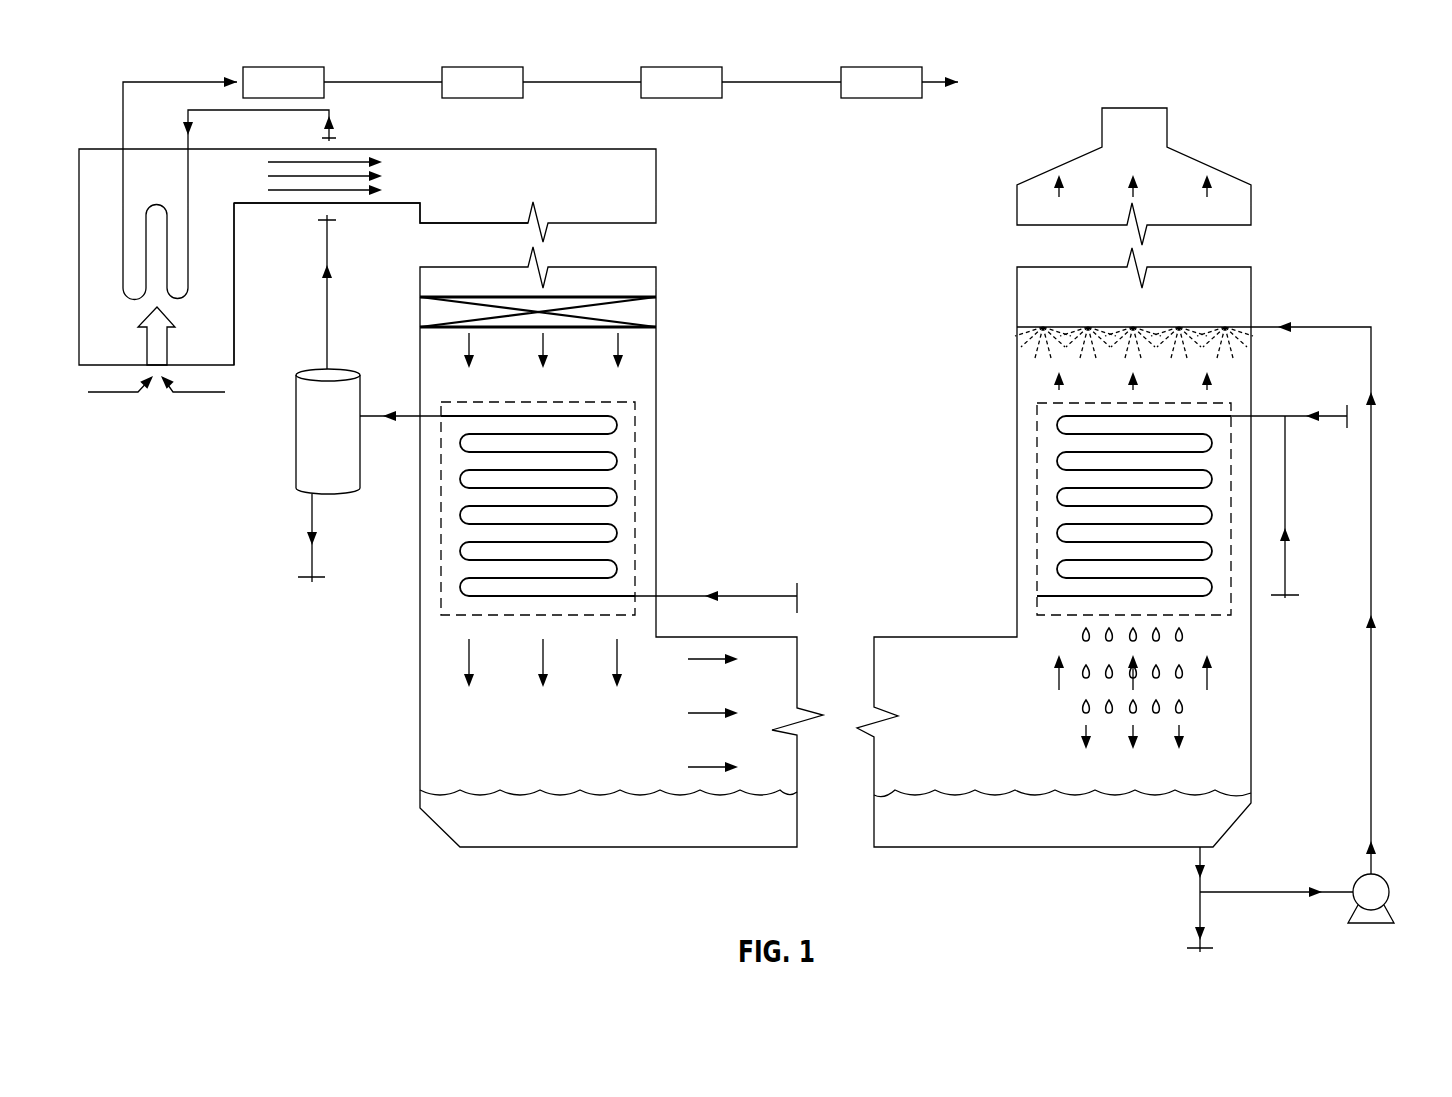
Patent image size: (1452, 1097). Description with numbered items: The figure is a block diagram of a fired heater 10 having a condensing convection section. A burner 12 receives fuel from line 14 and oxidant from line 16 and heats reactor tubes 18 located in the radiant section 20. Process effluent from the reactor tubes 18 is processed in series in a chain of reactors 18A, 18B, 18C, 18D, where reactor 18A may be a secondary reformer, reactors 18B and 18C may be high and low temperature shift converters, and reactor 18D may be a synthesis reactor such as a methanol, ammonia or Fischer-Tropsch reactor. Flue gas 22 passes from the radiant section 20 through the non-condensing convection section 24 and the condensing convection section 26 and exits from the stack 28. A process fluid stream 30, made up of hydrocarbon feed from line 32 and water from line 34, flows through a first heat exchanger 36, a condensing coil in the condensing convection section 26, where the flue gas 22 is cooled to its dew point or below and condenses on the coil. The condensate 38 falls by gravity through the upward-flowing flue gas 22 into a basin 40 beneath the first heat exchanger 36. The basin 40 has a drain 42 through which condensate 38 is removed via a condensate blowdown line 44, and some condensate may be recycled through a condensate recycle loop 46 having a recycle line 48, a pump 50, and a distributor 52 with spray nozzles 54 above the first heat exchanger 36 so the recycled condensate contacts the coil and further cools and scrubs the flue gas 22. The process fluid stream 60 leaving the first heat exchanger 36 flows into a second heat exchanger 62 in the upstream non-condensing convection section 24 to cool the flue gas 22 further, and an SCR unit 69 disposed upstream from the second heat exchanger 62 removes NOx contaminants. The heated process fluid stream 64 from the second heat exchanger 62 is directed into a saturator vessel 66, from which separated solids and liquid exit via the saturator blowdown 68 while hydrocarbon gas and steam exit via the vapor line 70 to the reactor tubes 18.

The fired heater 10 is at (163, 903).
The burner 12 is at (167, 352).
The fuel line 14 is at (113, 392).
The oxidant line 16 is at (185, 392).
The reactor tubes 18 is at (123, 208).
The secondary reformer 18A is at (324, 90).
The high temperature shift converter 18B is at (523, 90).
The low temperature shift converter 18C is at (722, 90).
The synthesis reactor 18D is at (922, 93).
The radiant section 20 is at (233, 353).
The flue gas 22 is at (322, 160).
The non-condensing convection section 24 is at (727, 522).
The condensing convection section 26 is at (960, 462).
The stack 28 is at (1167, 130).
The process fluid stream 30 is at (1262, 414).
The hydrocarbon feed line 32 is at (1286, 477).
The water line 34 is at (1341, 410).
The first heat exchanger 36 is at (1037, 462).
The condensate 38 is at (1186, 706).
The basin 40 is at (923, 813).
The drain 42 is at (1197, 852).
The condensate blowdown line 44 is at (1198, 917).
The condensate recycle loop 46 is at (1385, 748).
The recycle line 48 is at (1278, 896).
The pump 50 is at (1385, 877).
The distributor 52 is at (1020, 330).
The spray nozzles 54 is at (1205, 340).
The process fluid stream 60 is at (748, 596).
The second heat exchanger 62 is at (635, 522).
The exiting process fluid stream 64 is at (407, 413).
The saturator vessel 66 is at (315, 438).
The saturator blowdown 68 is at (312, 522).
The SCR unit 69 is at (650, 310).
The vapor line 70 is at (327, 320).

---

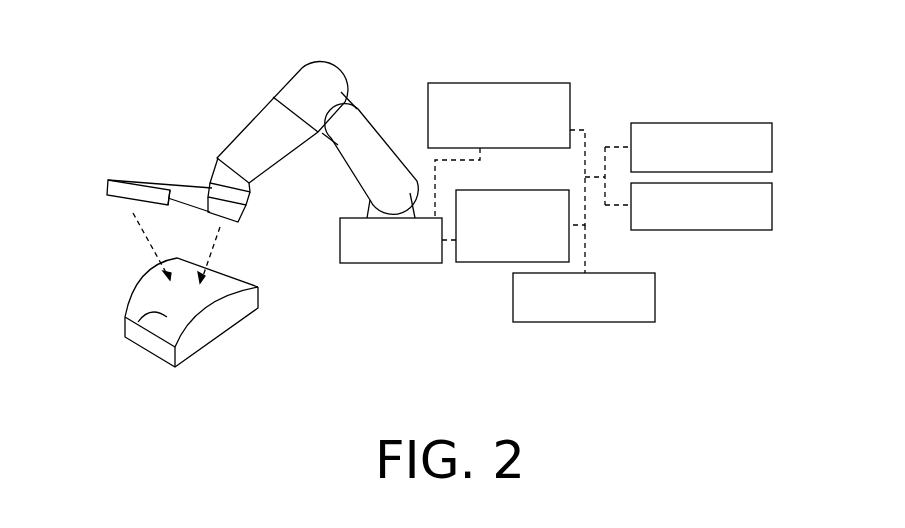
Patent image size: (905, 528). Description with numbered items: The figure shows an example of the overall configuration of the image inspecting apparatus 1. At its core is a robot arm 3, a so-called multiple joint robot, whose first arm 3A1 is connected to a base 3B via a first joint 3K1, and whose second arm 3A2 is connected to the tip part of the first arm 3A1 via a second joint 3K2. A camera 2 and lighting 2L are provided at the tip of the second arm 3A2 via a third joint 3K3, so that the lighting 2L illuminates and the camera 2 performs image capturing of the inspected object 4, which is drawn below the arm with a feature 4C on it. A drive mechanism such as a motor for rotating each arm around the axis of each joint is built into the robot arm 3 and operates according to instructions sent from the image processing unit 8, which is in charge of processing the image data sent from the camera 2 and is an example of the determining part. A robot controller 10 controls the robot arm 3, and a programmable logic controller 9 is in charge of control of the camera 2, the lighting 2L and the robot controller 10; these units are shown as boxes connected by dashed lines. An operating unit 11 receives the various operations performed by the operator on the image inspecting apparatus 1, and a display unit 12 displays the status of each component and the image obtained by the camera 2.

#### What the task asks:
Collect every line in the records that contains the word "built", and copy each of those lines in full.

#### Result below:
Patent image size: (905, 528). Description with numbered items: The figure shows an example of the overall configuration of the image inspecting apparatus 1. At its core is a robot arm 3, a so-called multiple joint robot, whose first arm 3A1 is connected to a base 3B via a first joint 3K1, and whose second arm 3A2 is connected to the tip part of the first arm 3A1 via a second joint 3K2. A camera 2 and lighting 2L are provided at the tip of the second arm 3A2 via a third joint 3K3, so that the lighting 2L illuminates and the camera 2 performs image capturing of the inspected object 4, which is drawn below the arm with a feature 4C on it. A drive mechanism such as a motor for rotating each arm around the axis of each joint is built into the robot arm 3 and operates according to instructions sent from the image processing unit 8, which is in charge of processing the image data sent from the camera 2 and is an example of the determining part. A robot controller 10 controls the robot arm 3, and a programmable logic controller 9 is in charge of control of the camera 2, the lighting 2L and the robot controller 10; these units are shown as boxes connected by dashed lines. An operating unit 11 receives the various operations performed by the operator on the image inspecting apparatus 1, and a display unit 12 displays the status of each component and the image obtained by the camera 2.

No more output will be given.